◆ **INSTRUCTION**
The answer should be a single number: how many lines of the entries below hold the word "base".

──────── MATERIALS PROVIDED

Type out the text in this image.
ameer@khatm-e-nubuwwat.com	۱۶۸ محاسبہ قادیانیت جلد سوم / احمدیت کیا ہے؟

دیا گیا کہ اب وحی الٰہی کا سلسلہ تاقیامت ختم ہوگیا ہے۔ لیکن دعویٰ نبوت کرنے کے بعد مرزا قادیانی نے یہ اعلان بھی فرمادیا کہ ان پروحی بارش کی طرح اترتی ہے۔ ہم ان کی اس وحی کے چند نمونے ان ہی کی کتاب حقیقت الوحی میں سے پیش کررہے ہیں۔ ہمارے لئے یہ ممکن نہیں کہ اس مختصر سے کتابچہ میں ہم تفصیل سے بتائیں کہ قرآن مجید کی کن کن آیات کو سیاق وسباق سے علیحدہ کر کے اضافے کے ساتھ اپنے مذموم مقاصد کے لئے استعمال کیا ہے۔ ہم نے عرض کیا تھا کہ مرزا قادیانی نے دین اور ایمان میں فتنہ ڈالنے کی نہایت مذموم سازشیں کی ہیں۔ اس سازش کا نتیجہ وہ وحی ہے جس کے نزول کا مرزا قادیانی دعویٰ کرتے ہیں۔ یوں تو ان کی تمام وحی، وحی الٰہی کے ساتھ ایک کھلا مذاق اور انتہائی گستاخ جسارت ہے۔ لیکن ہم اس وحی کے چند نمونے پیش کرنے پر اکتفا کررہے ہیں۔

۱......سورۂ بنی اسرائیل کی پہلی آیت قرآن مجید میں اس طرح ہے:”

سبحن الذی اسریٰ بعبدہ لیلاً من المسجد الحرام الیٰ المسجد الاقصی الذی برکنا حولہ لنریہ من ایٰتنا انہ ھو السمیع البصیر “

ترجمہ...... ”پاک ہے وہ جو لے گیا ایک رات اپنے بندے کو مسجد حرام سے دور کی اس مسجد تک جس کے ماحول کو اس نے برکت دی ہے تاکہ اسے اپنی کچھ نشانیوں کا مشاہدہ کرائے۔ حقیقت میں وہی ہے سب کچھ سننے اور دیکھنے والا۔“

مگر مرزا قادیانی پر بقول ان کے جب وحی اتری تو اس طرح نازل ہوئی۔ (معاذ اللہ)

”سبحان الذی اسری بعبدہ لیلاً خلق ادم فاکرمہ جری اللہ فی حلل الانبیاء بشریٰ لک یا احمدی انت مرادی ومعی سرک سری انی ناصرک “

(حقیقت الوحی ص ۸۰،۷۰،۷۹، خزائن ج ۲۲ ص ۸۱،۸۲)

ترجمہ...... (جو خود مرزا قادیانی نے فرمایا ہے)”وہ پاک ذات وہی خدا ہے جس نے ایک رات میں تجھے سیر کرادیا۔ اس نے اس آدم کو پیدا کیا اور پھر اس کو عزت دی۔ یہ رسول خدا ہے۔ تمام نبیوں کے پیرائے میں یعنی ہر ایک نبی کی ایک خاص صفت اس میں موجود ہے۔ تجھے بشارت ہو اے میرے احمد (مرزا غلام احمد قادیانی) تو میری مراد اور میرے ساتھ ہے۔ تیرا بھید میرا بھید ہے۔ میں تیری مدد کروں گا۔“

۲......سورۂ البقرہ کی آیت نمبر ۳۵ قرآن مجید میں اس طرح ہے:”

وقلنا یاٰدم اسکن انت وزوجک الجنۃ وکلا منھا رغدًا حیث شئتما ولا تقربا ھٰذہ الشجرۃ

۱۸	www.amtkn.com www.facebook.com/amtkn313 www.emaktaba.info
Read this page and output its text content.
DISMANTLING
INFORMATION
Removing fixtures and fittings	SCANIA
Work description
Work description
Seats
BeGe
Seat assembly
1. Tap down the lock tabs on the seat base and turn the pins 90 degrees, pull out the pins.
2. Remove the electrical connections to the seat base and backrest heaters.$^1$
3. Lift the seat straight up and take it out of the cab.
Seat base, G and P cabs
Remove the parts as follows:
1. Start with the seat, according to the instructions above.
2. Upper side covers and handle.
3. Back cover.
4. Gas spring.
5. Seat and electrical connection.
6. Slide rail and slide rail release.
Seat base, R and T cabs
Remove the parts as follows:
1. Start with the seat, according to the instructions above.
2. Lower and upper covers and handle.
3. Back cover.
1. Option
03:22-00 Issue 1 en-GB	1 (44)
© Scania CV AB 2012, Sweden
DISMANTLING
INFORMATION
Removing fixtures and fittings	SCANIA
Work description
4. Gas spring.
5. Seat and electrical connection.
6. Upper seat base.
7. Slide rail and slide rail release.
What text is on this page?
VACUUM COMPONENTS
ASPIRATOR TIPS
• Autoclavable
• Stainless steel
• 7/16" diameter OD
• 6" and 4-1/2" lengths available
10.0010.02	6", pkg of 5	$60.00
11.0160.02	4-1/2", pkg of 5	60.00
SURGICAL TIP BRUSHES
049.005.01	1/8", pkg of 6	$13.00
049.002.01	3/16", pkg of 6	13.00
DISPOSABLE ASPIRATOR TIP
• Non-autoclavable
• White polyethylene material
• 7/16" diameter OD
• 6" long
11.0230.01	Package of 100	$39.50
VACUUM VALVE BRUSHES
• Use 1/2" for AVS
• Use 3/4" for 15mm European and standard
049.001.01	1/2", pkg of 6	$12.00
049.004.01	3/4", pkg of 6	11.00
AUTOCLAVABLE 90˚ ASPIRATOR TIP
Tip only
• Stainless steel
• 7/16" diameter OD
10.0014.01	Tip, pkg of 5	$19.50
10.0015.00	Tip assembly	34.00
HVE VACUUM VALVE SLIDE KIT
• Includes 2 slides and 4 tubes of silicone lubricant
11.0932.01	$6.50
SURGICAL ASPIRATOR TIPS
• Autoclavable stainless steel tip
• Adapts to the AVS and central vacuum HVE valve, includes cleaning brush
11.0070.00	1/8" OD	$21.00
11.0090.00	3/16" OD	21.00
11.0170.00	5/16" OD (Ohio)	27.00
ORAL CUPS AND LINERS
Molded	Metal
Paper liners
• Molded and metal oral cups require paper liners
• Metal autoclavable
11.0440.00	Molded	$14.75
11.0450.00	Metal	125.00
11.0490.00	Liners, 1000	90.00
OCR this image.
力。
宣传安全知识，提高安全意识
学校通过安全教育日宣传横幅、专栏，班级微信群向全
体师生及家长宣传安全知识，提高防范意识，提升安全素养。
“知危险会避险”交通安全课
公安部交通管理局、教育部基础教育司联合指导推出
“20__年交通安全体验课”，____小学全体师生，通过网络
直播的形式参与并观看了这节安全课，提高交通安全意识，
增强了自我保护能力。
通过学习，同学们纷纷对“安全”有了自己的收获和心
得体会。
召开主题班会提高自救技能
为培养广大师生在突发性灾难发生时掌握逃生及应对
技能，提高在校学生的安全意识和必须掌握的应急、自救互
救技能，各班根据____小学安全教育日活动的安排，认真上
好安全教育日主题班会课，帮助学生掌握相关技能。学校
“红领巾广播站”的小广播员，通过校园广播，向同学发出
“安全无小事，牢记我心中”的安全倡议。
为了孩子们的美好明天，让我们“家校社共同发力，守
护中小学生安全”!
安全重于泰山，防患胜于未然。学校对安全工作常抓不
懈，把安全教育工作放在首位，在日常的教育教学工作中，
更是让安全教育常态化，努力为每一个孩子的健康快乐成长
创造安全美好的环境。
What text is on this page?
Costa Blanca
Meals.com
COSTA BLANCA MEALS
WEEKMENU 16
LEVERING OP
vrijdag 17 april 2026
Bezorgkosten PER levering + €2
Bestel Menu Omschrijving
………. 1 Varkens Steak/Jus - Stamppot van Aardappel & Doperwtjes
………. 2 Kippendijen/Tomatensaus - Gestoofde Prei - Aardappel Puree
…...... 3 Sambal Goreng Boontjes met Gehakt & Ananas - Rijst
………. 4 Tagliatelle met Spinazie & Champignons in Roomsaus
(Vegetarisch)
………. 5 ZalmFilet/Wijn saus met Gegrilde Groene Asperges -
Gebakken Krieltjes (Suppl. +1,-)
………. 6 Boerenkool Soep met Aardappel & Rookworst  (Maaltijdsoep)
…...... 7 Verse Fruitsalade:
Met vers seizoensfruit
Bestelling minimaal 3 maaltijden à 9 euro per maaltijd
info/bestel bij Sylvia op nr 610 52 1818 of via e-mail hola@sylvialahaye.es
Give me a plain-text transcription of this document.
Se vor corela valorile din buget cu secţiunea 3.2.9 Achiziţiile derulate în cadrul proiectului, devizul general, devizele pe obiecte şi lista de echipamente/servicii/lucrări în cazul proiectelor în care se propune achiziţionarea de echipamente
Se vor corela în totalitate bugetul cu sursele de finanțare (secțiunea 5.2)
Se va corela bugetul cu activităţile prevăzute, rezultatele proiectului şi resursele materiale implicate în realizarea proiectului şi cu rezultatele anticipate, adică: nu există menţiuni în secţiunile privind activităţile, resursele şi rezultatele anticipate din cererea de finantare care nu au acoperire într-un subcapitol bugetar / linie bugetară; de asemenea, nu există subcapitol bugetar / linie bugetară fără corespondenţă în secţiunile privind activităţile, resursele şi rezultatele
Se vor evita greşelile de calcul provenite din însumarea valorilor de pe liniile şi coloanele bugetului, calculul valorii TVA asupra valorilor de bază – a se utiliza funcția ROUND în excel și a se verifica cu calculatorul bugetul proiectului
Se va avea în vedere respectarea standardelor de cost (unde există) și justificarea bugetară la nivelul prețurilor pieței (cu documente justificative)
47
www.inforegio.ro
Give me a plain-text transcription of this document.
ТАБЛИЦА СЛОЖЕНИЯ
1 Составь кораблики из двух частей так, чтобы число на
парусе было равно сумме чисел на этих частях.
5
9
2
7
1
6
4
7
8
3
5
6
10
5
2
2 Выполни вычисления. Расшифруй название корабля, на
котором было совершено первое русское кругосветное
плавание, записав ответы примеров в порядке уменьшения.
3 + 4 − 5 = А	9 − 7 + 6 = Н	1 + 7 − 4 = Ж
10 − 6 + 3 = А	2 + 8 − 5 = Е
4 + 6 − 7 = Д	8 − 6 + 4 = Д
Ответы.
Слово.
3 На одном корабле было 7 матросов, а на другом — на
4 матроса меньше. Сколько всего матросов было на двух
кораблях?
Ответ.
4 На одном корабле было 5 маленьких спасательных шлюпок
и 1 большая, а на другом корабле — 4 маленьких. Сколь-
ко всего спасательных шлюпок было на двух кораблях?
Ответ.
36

────────────────

◆ **EXERCISE RESULT**
5